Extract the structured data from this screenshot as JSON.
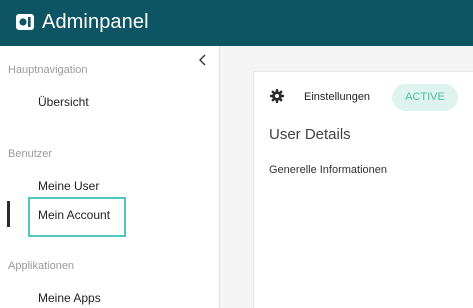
{
  "header": {
    "app_title": "Adminpanel",
    "logo_icon": "admin-logo-icon",
    "background": "#0e5563"
  },
  "sidebar": {
    "collapse_icon": "chevron-left-icon",
    "sections": [
      {
        "label": "Hauptnavigation",
        "items": [
          {
            "label": "Übersicht"
          }
        ]
      },
      {
        "label": "Benutzer",
        "items": [
          {
            "label": "Meine User"
          },
          {
            "label": "Mein Account",
            "active": true
          }
        ]
      },
      {
        "label": "Applikationen",
        "items": [
          {
            "label": "Meine Apps"
          }
        ]
      }
    ],
    "accent_color": "#4fc7c0"
  },
  "content": {
    "settings_icon": "gear-icon",
    "settings_label": "Einstellungen",
    "status_badge": "ACTIVE",
    "status_color": "#4cbfa6",
    "section_title": "User Details",
    "subsection_label": "Generelle Informationen"
  }
}
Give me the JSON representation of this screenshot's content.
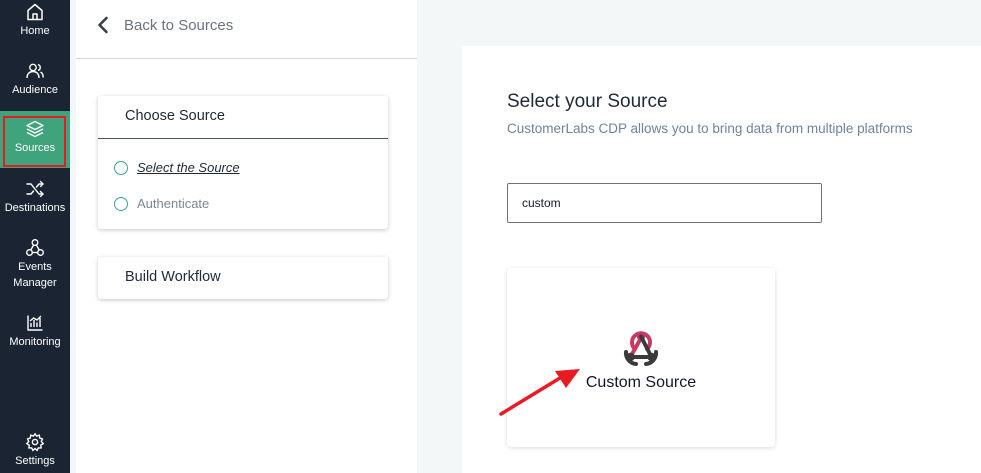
{
  "sidebar": {
    "items": [
      {
        "label": "Home",
        "icon": "home-icon"
      },
      {
        "label": "Audience",
        "icon": "users-icon"
      },
      {
        "label": "Sources",
        "icon": "layers-icon",
        "active": true
      },
      {
        "label": "Destinations",
        "icon": "shuffle-icon"
      },
      {
        "label": "Events\nManager",
        "icon": "events-network-icon"
      },
      {
        "label": "Monitoring",
        "icon": "chart-icon"
      },
      {
        "label": "Settings",
        "icon": "gear-icon"
      }
    ]
  },
  "left_panel": {
    "back_label": "Back to Sources",
    "steps": {
      "choose_title": "Choose Source",
      "substeps": [
        "Select the Source",
        "Authenticate"
      ],
      "build_title": "Build Workflow"
    }
  },
  "main": {
    "title": "Select your Source",
    "subtitle": "CustomerLabs CDP allows you to bring data from multiple platforms",
    "search_value": "custom",
    "result_label": "Custom Source"
  },
  "colors": {
    "sidebar_bg": "#1a2433",
    "accent": "#3fa37c",
    "highlight": "#e81b23",
    "webhook_pink": "#c73a63",
    "webhook_dark": "#3a3a3a"
  }
}
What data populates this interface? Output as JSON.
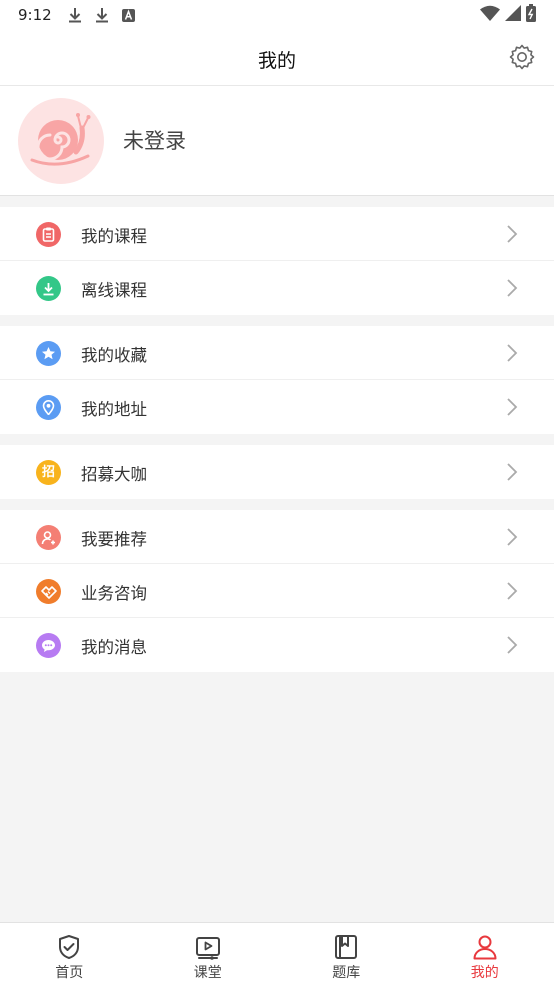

★ ★ ★ ★ ★

Return the full material word for word. Do not include the pictures.

Extract the structured data from this screenshot as JSON.
{
  "header": {
    "app_title": "Adminpanel",
    "logo_icon": "admin-logo-icon",
    "background": "#0e5563"
  },
  "sidebar": {
    "collapse_icon": "chevron-left-icon",
    "sections": [
      {
        "label": "Hauptnavigation",
        "items": [
          {
            "label": "Übersicht"
          }
        ]
      },
      {
        "label": "Benutzer",
        "items": [
          {
            "label": "Meine User"
          },
          {
            "label": "Mein Account",
            "active": true
          }
        ]
      },
      {
        "label": "Applikationen",
        "items": [
          {
            "label": "Meine Apps"
          }
        ]
      }
    ],
    "accent_color": "#4fc7c0"
  },
  "content": {
    "settings_icon": "gear-icon",
    "settings_label": "Einstellungen",
    "status_badge": "ACTIVE",
    "status_color": "#4cbfa6",
    "section_title": "User Details",
    "subsection_label": "Generelle Informationen"
  }
}
Give me the JSON representation of this screenshot's content.
{
  "sidebar": {
    "items": [
      {
        "label": "Home",
        "icon": "home-icon"
      },
      {
        "label": "Audience",
        "icon": "users-icon"
      },
      {
        "label": "Sources",
        "icon": "layers-icon",
        "active": true
      },
      {
        "label": "Destinations",
        "icon": "shuffle-icon"
      },
      {
        "label": "Events\nManager",
        "icon": "events-network-icon"
      },
      {
        "label": "Monitoring",
        "icon": "chart-icon"
      },
      {
        "label": "Settings",
        "icon": "gear-icon"
      }
    ]
  },
  "left_panel": {
    "back_label": "Back to Sources",
    "steps": {
      "choose_title": "Choose Source",
      "substeps": [
        "Select the Source",
        "Authenticate"
      ],
      "build_title": "Build Workflow"
    }
  },
  "main": {
    "title": "Select your Source",
    "subtitle": "CustomerLabs CDP allows you to bring data from multiple platforms",
    "search_value": "custom",
    "result_label": "Custom Source"
  },
  "colors": {
    "sidebar_bg": "#1a2433",
    "accent": "#3fa37c",
    "highlight": "#e81b23",
    "webhook_pink": "#c73a63",
    "webhook_dark": "#3a3a3a"
  }
}
What data populates this interface? Output as JSON.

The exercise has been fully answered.